Problem statement
Write out the data below exactly as given, without any of its pictures.

****

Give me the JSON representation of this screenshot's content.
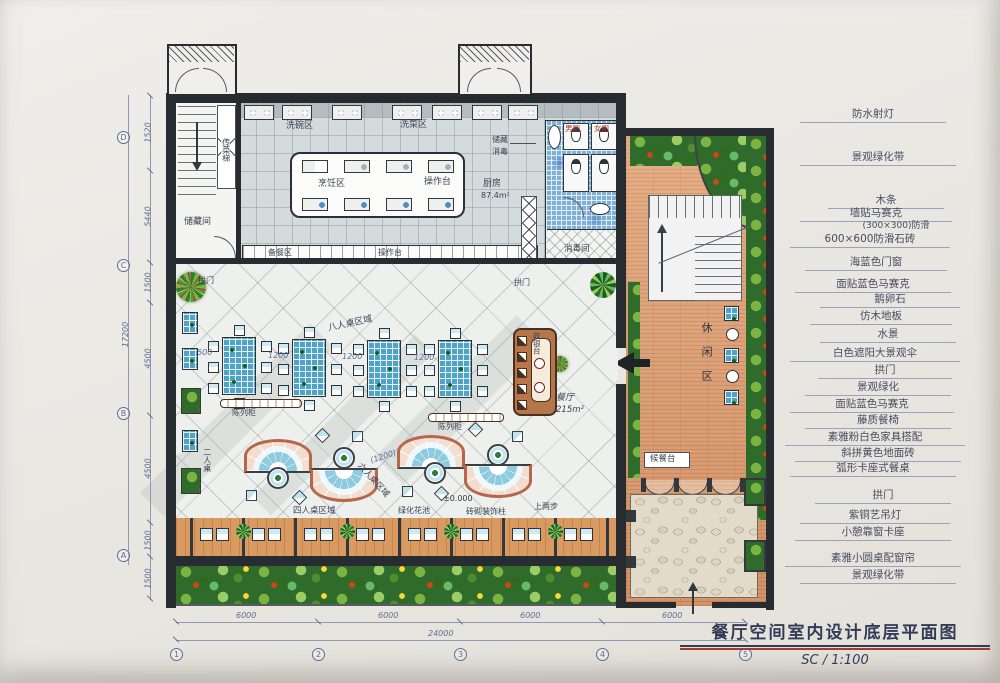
{
  "colors": {
    "paper": "#eae8e3",
    "wall": "#272c31",
    "ink": "#3d4254",
    "dim-blue": "#5d6d94",
    "water-blue": "#4fa3c7",
    "terracotta": "#dc9d72",
    "foliage": "#2f6b2a",
    "salmon": "#b4674b",
    "title-red": "#a33c2e"
  },
  "title": {
    "main": "餐厅空间室内设计底层平面图",
    "scale": "SC / 1:100"
  },
  "ann": [
    "防水射灯",
    "景观绿化带",
    "木条",
    "墙贴马赛克",
    "(300×300)防滑",
    "600×600防滑石砖",
    "海蓝色门窗",
    "面贴蓝色马赛克",
    "鹅卵石",
    "仿木地板",
    "水景",
    "白色遮阳大景观伞",
    "拱门",
    "景观绿化",
    "面贴蓝色马赛克",
    "藤质餐椅",
    "素雅粉白色家具搭配",
    "斜拼黄色地面砖",
    "弧形卡座式餐桌",
    "拱门",
    "紫铜艺吊灯",
    "小憩靠窗卡座",
    "素雅小圆桌配窗帘",
    "景观绿化带"
  ],
  "plan": {
    "xiwanqu": "洗碗区",
    "xicaiqu": "洗菜区",
    "pengrenqu": "烹饪区",
    "caozuotai": "操作台",
    "chufang": "厨房",
    "chufang_area": "87.4m²",
    "chucang": "储藏",
    "xiaodu": "消毒",
    "beicanqu": "备餐区",
    "chuancaiti": "传菜梯",
    "chucangjian": "储藏间",
    "xiaodujian": "消毒间",
    "nance": "男厕",
    "nvce": "女厕",
    "gongmen": "拱门",
    "canting": "餐厅",
    "canting_area": "215m²",
    "shouyintai": "收银台",
    "chenliegui": "陈列柜",
    "zone8": "八人桌区域",
    "zone6": "六人桌区域",
    "zone4": "四人桌区域",
    "zone2": "二人桌",
    "xiuxianqu": "休闲区",
    "houcantai": "候餐台",
    "lvhuahuachi": "绿化花池",
    "zhuangshizhu": "砖砌装饰柱",
    "shangliangbu": "上两步",
    "level": "±0.000",
    "booth_dim": "(1200)"
  },
  "dims": {
    "m6000": "6000",
    "m24000": "24000",
    "t1500": "1500",
    "t1200": "1200",
    "l1520": "1520",
    "l5440": "5440",
    "l1500": "1500",
    "l4500": "4500",
    "l17200": "17200"
  },
  "grid": {
    "n1": "1",
    "n2": "2",
    "n3": "3",
    "n4": "4",
    "n5": "5",
    "lA": "A",
    "lB": "B",
    "lC": "C",
    "lD": "D"
  }
}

****

The reply
Give me the JSON representation of this screenshot's content.
{
  "colors": {
    "paper": "#eae8e3",
    "wall": "#272c31",
    "ink": "#3d4254",
    "dim-blue": "#5d6d94",
    "water-blue": "#4fa3c7",
    "terracotta": "#dc9d72",
    "foliage": "#2f6b2a",
    "salmon": "#b4674b",
    "title-red": "#a33c2e"
  },
  "title": {
    "main": "餐厅空间室内设计底层平面图",
    "scale": "SC / 1:100"
  },
  "ann": [
    "防水射灯",
    "景观绿化带",
    "木条",
    "墙贴马赛克",
    "(300×300)防滑",
    "600×600防滑石砖",
    "海蓝色门窗",
    "面贴蓝色马赛克",
    "鹅卵石",
    "仿木地板",
    "水景",
    "白色遮阳大景观伞",
    "拱门",
    "景观绿化",
    "面贴蓝色马赛克",
    "藤质餐椅",
    "素雅粉白色家具搭配",
    "斜拼黄色地面砖",
    "弧形卡座式餐桌",
    "拱门",
    "紫铜艺吊灯",
    "小憩靠窗卡座",
    "素雅小圆桌配窗帘",
    "景观绿化带"
  ],
  "plan": {
    "xiwanqu": "洗碗区",
    "xicaiqu": "洗菜区",
    "pengrenqu": "烹饪区",
    "caozuotai": "操作台",
    "chufang": "厨房",
    "chufang_area": "87.4m²",
    "chucang": "储藏",
    "xiaodu": "消毒",
    "beicanqu": "备餐区",
    "chuancaiti": "传菜梯",
    "chucangjian": "储藏间",
    "xiaodujian": "消毒间",
    "nance": "男厕",
    "nvce": "女厕",
    "gongmen": "拱门",
    "canting": "餐厅",
    "canting_area": "215m²",
    "shouyintai": "收银台",
    "chenliegui": "陈列柜",
    "zone8": "八人桌区域",
    "zone6": "六人桌区域",
    "zone4": "四人桌区域",
    "zone2": "二人桌",
    "xiuxianqu": "休闲区",
    "houcantai": "候餐台",
    "lvhuahuachi": "绿化花池",
    "zhuangshizhu": "砖砌装饰柱",
    "shangliangbu": "上两步",
    "level": "±0.000",
    "booth_dim": "(1200)"
  },
  "dims": {
    "m6000": "6000",
    "m24000": "24000",
    "t1500": "1500",
    "t1200": "1200",
    "l1520": "1520",
    "l5440": "5440",
    "l1500": "1500",
    "l4500": "4500",
    "l17200": "17200"
  },
  "grid": {
    "n1": "1",
    "n2": "2",
    "n3": "3",
    "n4": "4",
    "n5": "5",
    "lA": "A",
    "lB": "B",
    "lC": "C",
    "lD": "D"
  }
}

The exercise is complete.